## What this task involves
Identify the lines that contain the string "title" and copy all of them.

## Working data

════════

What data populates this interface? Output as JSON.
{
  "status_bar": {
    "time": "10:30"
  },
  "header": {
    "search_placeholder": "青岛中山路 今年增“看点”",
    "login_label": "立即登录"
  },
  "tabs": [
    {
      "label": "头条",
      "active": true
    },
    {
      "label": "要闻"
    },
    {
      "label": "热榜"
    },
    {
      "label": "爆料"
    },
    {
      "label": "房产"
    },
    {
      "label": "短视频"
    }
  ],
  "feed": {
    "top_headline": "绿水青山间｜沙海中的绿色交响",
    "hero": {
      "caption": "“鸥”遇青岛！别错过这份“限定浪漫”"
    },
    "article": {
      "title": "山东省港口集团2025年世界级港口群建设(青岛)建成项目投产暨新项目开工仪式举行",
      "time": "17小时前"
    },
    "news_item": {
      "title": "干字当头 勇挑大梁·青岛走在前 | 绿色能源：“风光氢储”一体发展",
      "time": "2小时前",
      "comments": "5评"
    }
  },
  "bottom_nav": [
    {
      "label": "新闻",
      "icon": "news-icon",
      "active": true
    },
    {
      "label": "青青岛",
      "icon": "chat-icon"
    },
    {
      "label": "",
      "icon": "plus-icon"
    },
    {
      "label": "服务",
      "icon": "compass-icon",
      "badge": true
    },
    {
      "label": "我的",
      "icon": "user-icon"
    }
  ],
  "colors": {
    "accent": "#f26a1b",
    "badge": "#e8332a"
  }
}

════════

## Reply
      "title": "山东省港口集团2025年世界级港口群建设(青岛)建成项目投产暨新项目开工仪式举行",
      "title": "干字当头 勇挑大梁·青岛走在前 | 绿色能源：“风光氢储”一体发展",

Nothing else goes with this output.